* To do
Every line holding the string "acustico" should be gathered.

* Records for processing
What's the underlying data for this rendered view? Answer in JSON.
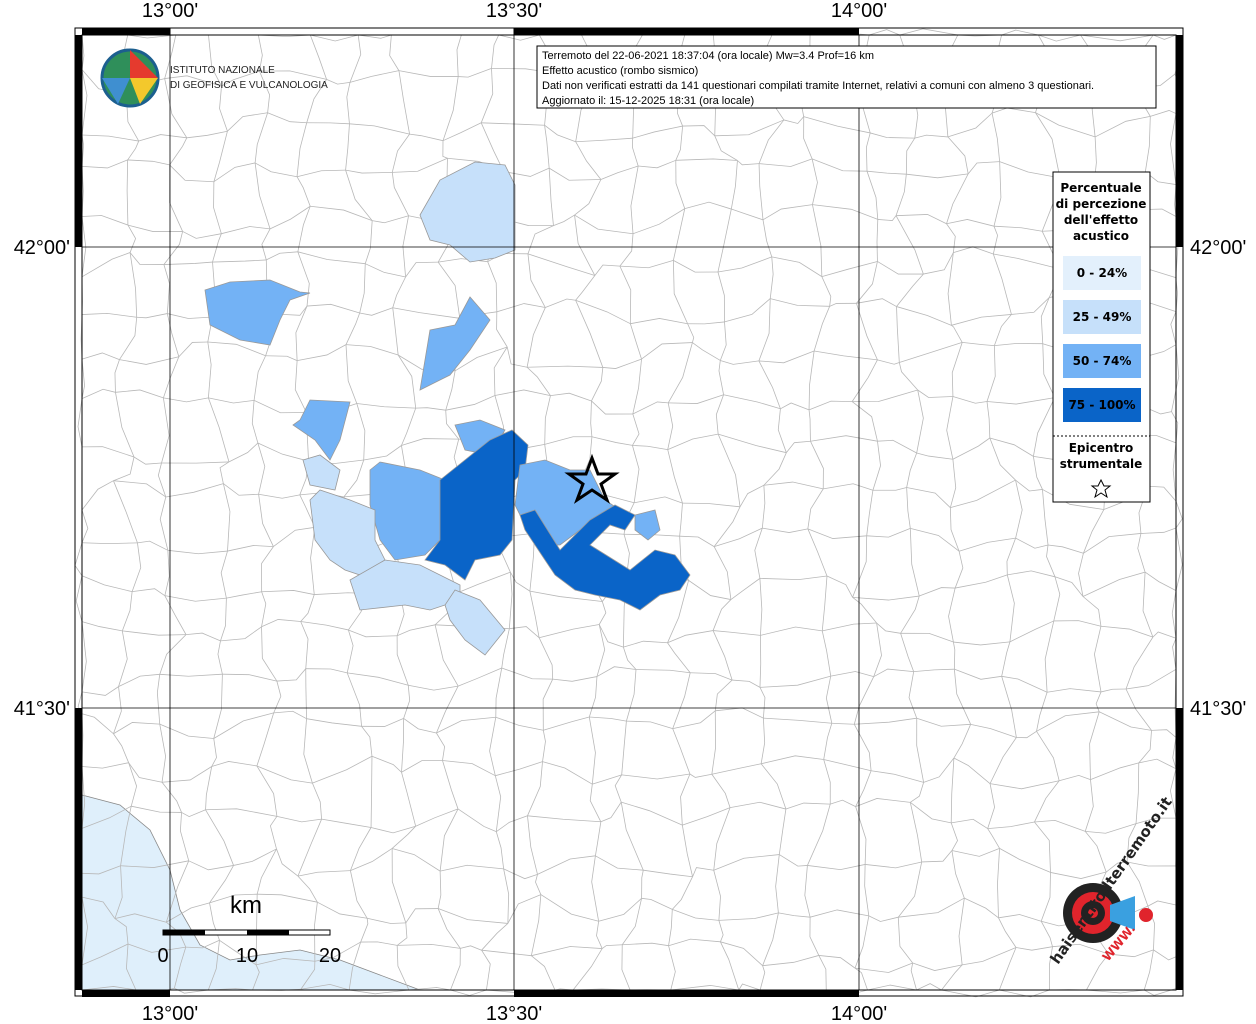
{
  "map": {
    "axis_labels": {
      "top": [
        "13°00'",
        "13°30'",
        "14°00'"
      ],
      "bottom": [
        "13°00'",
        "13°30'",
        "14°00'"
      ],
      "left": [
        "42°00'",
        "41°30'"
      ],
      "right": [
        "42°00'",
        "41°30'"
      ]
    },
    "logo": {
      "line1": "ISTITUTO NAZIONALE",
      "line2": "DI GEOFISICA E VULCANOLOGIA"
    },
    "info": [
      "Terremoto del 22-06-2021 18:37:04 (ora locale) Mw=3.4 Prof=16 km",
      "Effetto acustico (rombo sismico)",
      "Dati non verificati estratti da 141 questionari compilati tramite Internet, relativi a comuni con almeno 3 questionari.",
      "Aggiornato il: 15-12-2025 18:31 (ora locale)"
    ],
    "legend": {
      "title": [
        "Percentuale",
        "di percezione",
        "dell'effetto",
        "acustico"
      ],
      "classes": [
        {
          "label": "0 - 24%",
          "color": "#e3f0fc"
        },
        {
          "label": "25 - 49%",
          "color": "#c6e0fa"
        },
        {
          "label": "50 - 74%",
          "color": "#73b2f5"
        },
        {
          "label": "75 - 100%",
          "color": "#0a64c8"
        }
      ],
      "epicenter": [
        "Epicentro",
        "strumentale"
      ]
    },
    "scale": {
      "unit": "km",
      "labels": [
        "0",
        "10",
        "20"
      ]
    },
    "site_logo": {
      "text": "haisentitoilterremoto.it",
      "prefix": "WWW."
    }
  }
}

* Response
      "Effetto acustico (rombo sismico)",
        "acustico"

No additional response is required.